-- START LISTING --
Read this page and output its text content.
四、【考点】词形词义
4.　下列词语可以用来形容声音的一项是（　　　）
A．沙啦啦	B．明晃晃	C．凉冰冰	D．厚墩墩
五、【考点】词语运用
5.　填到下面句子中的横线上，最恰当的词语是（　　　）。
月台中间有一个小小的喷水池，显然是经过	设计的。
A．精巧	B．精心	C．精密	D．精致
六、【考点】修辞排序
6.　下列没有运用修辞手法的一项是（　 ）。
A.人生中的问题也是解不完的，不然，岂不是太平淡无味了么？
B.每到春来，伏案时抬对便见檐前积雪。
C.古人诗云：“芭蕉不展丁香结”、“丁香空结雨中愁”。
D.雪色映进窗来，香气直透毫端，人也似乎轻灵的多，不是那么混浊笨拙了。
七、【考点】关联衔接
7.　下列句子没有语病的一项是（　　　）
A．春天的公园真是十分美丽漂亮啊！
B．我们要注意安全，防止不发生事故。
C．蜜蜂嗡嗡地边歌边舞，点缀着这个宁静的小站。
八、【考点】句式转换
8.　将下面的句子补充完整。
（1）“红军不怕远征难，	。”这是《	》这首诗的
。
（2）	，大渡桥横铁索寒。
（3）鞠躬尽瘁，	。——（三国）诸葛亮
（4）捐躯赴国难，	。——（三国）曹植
-- END LISTING --
__WHAT THE EXERCISE ASKS__
Your task is to retype all of the records exactly.

__IN RESPONSE__
Read this page and output its text content.
四、【考点】词形词义
4.　下列词语可以用来形容声音的一项是（　　　）
A．沙啦啦	B．明晃晃	C．凉冰冰	D．厚墩墩
五、【考点】词语运用
5.　填到下面句子中的横线上，最恰当的词语是（　　　）。
月台中间有一个小小的喷水池，显然是经过	设计的。
A．精巧	B．精心	C．精密	D．精致
六、【考点】修辞排序
6.　下列没有运用修辞手法的一项是（　 ）。
A.人生中的问题也是解不完的，不然，岂不是太平淡无味了么？
B.每到春来，伏案时抬对便见檐前积雪。
C.古人诗云：“芭蕉不展丁香结”、“丁香空结雨中愁”。
D.雪色映进窗来，香气直透毫端，人也似乎轻灵的多，不是那么混浊笨拙了。
七、【考点】关联衔接
7.　下列句子没有语病的一项是（　　　）
A．春天的公园真是十分美丽漂亮啊！
B．我们要注意安全，防止不发生事故。
C．蜜蜂嗡嗡地边歌边舞，点缀着这个宁静的小站。
八、【考点】句式转换
8.　将下面的句子补充完整。
（1）“红军不怕远征难，	。”这是《	》这首诗的
。
（2）	，大渡桥横铁索寒。
（3）鞠躬尽瘁，	。——（三国）诸葛亮
（4）捐躯赴国难，	。——（三国）曹植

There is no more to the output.